▶ Aim of the exercise: Your task is to copy every record exactly.

** BEGIN Material shown **

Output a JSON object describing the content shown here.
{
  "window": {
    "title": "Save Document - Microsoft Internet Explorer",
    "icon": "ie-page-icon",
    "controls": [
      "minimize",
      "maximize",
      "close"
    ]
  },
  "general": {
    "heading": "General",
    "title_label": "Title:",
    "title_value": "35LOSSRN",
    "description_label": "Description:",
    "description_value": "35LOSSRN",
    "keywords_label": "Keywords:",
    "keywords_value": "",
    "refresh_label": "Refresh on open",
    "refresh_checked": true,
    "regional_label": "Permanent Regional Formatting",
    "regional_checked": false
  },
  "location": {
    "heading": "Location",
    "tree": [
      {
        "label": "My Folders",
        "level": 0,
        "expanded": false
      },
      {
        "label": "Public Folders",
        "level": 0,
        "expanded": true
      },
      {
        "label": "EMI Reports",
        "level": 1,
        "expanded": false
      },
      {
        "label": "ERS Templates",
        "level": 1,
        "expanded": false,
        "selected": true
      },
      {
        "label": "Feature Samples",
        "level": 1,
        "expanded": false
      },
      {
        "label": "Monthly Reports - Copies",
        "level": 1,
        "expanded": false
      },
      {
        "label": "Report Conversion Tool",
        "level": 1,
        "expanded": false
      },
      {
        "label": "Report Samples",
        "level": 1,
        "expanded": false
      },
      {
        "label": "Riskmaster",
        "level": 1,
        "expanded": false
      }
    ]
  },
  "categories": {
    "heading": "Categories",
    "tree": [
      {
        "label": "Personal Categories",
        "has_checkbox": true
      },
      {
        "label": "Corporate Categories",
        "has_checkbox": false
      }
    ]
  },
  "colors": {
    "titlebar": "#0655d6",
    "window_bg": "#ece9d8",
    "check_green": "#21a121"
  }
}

** END Material shown **

▶ Expected answer:
Output a JSON object describing the content shown here.
{
  "window": {
    "title": "Save Document - Microsoft Internet Explorer",
    "icon": "ie-page-icon",
    "controls": [
      "minimize",
      "maximize",
      "close"
    ]
  },
  "general": {
    "heading": "General",
    "title_label": "Title:",
    "title_value": "35LOSSRN",
    "description_label": "Description:",
    "description_value": "35LOSSRN",
    "keywords_label": "Keywords:",
    "keywords_value": "",
    "refresh_label": "Refresh on open",
    "refresh_checked": true,
    "regional_label": "Permanent Regional Formatting",
    "regional_checked": false
  },
  "location": {
    "heading": "Location",
    "tree": [
      {
        "label": "My Folders",
        "level": 0,
        "expanded": false
      },
      {
        "label": "Public Folders",
        "level": 0,
        "expanded": true
      },
      {
        "label": "EMI Reports",
        "level": 1,
        "expanded": false
      },
      {
        "label": "ERS Templates",
        "level": 1,
        "expanded": false,
        "selected": true
      },
      {
        "label": "Feature Samples",
        "level": 1,
        "expanded": false
      },
      {
        "label": "Monthly Reports - Copies",
        "level": 1,
        "expanded": false
      },
      {
        "label": "Report Conversion Tool",
        "level": 1,
        "expanded": false
      },
      {
        "label": "Report Samples",
        "level": 1,
        "expanded": false
      },
      {
        "label": "Riskmaster",
        "level": 1,
        "expanded": false
      }
    ]
  },
  "categories": {
    "heading": "Categories",
    "tree": [
      {
        "label": "Personal Categories",
        "has_checkbox": true
      },
      {
        "label": "Corporate Categories",
        "has_checkbox": false
      }
    ]
  },
  "colors": {
    "titlebar": "#0655d6",
    "window_bg": "#ece9d8",
    "check_green": "#21a121"
  }
}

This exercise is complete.